_演習問題_. 抽出テキストのうち「米国第2位の石炭輸出港からの」から「推移(燃料源は石炭とガス)。」までの範囲を、「ドイツ電力」を「独電力」に置き換えて書き出してください。

_抽出テキスト_.
■ ■ ■ ■
米国第2位の石炭輸出港からの出荷の停止にともなう供給不安でエネルギー市場は上げ基調

  • 右記の図(上)は、EUA、ドイツ電力、ARA石炭(石炭のベンチマーク)、TTF天然ガス(天然ガスのベンチマーク)の一年先の先物価格の推移。
    • Dec Y1(一年先の12月先物価格)を見ると、先週、 EUAは0.7%増。ドイツ電力は3.0%増。ARA石炭は7.5%増。TTFガスは1.9%増。
  • 右記の図(下)はドイツにおける発電のマージンの今後1年間の予想推移(燃料源は石炭とガス)。
    • Y1石炭のマージン(効率42%)は-7.39ユーロ/MWh 前後、Y1ガスのマージン(効率59%)は7.14ユーロ/MWh前後。 
コンプライアンス市場(法的取り組み)に関するその他の最新情報

排出削減におけるイギリスの前進とネットゼロに向けたEUの課題:EUが遅れを取る中でイギリスがネットゼロに向けて大きく前進している。最近公表されたデータによると、イギリスは1990年比で2023年の排出量を53%削減している。国際航空・海運部門を含めた削減率は50%だが、ネットゼロに向け、その中間地点に位置している。また、同国のエネルギー安全保障・ネットゼロ省(DESNZ)によると、2023年の排出量はCO2換算で3億8,420万トン。これは2022年比で5.4%減に相当する。
■ ■ ■ ■
データエントリ
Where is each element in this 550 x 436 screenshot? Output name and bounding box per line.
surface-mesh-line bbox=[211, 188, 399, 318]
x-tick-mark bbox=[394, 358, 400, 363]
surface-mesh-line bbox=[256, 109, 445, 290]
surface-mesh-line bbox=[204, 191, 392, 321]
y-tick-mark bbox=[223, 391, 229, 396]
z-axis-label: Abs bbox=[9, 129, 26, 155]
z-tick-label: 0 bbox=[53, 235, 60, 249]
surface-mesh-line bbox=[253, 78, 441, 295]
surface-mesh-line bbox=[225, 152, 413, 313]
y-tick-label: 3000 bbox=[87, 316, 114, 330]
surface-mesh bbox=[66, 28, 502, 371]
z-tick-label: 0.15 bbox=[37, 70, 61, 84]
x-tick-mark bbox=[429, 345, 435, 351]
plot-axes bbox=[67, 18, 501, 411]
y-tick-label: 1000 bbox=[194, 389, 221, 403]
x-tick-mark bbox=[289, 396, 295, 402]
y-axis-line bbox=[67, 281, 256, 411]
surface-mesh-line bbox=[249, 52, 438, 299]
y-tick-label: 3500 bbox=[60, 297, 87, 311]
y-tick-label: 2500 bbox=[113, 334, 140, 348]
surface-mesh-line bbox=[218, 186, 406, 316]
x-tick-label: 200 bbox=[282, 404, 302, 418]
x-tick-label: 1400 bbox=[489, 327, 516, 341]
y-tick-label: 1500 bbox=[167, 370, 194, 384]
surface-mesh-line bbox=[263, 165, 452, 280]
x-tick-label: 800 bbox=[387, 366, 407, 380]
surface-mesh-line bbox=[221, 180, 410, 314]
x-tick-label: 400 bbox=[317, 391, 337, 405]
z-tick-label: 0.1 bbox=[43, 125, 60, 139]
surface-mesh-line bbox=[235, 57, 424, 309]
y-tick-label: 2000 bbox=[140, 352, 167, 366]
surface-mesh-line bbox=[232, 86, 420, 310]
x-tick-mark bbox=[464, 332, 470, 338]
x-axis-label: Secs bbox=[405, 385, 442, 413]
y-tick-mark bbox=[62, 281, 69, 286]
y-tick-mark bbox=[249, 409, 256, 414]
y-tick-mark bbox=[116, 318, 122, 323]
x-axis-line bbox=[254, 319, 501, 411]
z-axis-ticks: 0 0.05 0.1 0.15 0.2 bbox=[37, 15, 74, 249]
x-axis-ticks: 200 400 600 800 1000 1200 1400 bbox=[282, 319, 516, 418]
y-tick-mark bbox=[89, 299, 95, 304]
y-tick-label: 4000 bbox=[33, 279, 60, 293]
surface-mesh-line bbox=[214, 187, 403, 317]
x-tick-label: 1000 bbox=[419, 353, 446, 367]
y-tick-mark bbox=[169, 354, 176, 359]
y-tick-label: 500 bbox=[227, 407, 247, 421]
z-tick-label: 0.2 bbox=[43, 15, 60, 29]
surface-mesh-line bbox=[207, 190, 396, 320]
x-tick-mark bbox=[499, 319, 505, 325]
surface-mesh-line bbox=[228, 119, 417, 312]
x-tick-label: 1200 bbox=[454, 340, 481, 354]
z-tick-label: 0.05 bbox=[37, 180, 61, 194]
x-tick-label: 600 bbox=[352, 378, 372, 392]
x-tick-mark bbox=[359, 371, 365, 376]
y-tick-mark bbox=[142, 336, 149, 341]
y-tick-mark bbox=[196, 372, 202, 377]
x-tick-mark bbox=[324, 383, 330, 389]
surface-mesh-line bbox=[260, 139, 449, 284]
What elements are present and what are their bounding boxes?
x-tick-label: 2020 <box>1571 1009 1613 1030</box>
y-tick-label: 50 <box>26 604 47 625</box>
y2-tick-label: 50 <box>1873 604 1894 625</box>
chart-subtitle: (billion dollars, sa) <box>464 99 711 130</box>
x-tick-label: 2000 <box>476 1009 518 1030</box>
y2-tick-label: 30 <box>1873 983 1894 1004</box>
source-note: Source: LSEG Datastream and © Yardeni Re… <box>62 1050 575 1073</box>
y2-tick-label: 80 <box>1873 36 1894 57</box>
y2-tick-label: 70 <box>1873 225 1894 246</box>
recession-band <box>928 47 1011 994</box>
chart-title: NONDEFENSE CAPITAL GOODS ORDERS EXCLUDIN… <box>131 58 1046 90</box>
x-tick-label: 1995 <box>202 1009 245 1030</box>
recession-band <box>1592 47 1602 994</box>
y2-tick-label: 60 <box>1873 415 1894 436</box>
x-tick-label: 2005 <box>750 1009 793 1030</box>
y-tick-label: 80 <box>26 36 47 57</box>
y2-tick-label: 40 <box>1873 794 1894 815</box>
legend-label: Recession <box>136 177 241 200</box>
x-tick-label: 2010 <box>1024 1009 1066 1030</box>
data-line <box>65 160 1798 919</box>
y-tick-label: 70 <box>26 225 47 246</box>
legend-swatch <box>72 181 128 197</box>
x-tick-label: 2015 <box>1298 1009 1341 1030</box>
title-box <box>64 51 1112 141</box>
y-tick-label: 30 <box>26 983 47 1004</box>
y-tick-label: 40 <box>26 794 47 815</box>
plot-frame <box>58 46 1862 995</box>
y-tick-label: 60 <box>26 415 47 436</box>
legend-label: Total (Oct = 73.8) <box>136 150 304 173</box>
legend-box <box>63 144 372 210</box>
■ ■ ■ ■
_解答欄_.
米国第2位の石炭輸出港からの出荷の停止にともなう供給不安でエネルギー市場は上げ基調

  • 右記の図(上)は、EUA、独電力、ARA石炭(石炭のベンチマーク)、TTF天然ガス(天然ガスのベンチマーク)の一年先の先物価格の推移。
    • Dec Y1(一年先の12月先物価格)を見ると、先週、 EUAは0.7%増。独電力は3.0%増。ARA石炭は7.5%増。TTFガスは1.9%増。
  • 右記の図(下)はドイツにおける発電のマージンの今後1年間の予想推移(燃料源は石炭とガス)。